Exercise brief: Copy out, word for word, the lines below, from the very first one through the line containing "info-item-color: 关于色差 本店产品均为实物拍摄，但是由于拍摄光线、角度和显示器对比度不同，会有些…", with that line included.
● ● ●
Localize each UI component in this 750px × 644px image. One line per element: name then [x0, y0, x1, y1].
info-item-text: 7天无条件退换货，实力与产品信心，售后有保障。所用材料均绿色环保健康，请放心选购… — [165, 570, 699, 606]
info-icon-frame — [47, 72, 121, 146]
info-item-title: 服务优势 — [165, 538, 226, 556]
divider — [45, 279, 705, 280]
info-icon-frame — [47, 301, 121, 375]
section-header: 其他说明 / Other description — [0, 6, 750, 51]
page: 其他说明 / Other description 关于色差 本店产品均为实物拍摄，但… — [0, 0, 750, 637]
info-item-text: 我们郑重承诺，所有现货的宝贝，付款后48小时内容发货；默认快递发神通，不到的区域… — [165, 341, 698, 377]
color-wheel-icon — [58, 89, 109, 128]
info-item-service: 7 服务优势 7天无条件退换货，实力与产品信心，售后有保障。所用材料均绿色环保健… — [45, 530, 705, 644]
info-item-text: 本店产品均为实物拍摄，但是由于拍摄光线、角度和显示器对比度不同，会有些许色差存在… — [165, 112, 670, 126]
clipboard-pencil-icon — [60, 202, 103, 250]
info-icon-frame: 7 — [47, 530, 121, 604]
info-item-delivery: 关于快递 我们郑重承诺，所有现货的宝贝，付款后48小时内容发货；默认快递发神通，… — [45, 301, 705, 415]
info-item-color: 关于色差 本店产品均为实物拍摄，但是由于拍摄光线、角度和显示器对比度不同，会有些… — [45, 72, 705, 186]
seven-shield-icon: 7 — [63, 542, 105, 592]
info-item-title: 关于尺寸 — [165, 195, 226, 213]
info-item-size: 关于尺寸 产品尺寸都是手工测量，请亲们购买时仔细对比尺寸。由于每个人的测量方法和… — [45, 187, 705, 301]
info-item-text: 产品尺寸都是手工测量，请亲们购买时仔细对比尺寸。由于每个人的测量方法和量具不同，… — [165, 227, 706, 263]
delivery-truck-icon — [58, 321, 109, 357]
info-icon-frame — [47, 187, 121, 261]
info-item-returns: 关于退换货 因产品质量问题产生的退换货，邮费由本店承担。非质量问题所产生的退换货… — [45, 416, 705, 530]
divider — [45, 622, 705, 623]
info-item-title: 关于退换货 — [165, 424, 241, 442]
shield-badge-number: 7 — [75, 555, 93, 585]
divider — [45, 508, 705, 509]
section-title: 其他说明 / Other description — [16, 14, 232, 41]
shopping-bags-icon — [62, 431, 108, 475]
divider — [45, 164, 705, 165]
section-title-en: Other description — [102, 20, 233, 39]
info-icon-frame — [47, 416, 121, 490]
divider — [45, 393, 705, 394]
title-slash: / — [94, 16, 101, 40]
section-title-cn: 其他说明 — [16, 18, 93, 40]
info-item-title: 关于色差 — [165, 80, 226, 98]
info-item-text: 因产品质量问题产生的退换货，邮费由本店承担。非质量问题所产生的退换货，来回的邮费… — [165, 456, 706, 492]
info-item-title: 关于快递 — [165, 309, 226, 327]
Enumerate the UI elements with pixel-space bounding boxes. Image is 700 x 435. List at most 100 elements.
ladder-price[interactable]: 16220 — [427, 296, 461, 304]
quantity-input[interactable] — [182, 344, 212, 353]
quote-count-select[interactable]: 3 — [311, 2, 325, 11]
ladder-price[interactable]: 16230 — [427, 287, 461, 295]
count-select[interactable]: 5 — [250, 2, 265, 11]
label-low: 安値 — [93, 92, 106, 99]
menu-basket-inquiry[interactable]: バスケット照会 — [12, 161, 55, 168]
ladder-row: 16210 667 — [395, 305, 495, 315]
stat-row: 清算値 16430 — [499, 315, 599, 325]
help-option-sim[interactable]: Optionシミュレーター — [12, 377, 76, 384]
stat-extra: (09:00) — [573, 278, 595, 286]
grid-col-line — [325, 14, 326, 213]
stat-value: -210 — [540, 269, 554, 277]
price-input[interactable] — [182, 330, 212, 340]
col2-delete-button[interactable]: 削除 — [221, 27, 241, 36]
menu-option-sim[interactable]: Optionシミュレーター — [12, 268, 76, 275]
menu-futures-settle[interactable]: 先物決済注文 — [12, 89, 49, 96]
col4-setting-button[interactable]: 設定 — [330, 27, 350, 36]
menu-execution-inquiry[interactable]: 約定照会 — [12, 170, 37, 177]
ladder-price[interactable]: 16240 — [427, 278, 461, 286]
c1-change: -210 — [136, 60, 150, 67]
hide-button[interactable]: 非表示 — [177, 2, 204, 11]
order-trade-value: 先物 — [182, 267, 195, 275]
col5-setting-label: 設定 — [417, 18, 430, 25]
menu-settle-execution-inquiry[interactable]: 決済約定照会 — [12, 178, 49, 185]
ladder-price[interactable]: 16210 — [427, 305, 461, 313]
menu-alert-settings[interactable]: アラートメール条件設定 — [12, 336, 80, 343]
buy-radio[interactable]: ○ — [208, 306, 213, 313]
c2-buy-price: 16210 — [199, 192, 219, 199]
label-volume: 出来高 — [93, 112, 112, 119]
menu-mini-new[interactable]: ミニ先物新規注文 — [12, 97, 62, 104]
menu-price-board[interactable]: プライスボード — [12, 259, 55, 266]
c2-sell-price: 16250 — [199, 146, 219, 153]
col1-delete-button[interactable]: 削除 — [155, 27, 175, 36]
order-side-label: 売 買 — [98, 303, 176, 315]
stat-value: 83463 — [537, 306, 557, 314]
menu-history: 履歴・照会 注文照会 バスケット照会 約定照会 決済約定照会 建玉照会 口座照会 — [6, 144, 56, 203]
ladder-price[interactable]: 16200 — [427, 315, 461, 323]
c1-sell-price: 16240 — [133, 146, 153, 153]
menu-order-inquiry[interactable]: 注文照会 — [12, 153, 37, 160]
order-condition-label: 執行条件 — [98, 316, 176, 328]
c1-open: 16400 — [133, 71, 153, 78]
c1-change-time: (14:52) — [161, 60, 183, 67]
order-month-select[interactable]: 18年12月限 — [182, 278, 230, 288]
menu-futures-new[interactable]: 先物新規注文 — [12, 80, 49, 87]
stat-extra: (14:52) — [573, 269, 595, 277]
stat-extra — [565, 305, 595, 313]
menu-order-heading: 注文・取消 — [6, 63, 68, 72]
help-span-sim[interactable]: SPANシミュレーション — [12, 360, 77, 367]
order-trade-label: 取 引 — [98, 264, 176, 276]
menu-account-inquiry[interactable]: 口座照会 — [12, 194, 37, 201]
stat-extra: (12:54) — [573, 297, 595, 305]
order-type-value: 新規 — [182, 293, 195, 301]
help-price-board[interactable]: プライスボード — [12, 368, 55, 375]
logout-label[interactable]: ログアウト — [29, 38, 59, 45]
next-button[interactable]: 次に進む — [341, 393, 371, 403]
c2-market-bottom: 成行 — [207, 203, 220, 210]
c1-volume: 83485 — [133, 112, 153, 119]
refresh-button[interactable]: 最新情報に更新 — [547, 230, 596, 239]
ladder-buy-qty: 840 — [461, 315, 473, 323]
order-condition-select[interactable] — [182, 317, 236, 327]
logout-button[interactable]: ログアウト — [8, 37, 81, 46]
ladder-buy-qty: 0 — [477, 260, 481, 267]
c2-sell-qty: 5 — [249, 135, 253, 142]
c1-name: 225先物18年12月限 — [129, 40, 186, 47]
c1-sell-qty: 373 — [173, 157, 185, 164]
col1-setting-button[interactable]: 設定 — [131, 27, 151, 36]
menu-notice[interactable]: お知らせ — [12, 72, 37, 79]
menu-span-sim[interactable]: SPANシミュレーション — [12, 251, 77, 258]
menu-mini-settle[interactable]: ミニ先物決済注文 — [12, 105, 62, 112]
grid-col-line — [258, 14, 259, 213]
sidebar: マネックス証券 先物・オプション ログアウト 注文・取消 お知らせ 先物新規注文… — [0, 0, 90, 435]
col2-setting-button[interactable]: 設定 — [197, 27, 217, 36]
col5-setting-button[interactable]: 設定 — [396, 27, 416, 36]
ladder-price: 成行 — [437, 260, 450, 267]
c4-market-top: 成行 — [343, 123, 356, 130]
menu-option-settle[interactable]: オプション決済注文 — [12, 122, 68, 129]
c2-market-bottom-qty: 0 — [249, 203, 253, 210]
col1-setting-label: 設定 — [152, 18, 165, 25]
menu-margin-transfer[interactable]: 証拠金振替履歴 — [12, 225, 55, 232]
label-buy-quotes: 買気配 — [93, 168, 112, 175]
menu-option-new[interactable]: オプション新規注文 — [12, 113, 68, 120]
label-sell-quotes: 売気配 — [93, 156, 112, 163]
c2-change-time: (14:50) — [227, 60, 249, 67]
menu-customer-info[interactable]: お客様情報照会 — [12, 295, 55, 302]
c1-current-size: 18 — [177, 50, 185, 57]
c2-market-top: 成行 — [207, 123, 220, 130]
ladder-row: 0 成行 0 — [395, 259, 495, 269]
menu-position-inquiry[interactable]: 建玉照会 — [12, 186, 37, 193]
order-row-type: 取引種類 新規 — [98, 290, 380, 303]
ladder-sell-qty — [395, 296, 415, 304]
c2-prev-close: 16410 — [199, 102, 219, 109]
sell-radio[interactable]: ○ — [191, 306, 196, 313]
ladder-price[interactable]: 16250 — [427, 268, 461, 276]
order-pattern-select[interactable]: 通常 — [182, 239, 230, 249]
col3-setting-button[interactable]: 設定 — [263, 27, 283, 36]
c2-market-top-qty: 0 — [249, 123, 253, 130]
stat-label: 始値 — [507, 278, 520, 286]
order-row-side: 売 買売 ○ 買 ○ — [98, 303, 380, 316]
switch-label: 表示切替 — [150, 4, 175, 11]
● ● ●
Completed exercise:
Localize each UI component in this 750px × 644px image. One line per element: name then [x0, y0, x1, y1].
info-item-text: 7天无条件退换货，实力与产品信心，售后有保障。所用材料均绿色环保健康，请放心选购… — [165, 570, 699, 606]
info-icon-frame — [47, 72, 121, 146]
info-item-title: 服务优势 — [165, 538, 226, 556]
divider — [45, 279, 705, 280]
info-icon-frame — [47, 301, 121, 375]
section-header: 其他说明 / Other description — [0, 6, 750, 51]
page: 其他说明 / Other description 关于色差 本店产品均为实物拍摄，但… — [0, 0, 750, 637]
info-item-text: 我们郑重承诺，所有现货的宝贝，付款后48小时内容发货；默认快递发神通，不到的区域… — [165, 341, 698, 377]
color-wheel-icon — [58, 89, 109, 128]
info-item-service: 7 服务优势 7天无条件退换货，实力与产品信心，售后有保障。所用材料均绿色环保健… — [45, 530, 705, 644]
info-item-text: 本店产品均为实物拍摄，但是由于拍摄光线、角度和显示器对比度不同，会有些许色差存在… — [165, 112, 670, 126]
clipboard-pencil-icon — [60, 202, 103, 250]
info-icon-frame: 7 — [47, 530, 121, 604]
info-item-delivery: 关于快递 我们郑重承诺，所有现货的宝贝，付款后48小时内容发货；默认快递发神通，… — [45, 301, 705, 415]
info-item-color: 关于色差 本店产品均为实物拍摄，但是由于拍摄光线、角度和显示器对比度不同，会有些… — [45, 72, 705, 186]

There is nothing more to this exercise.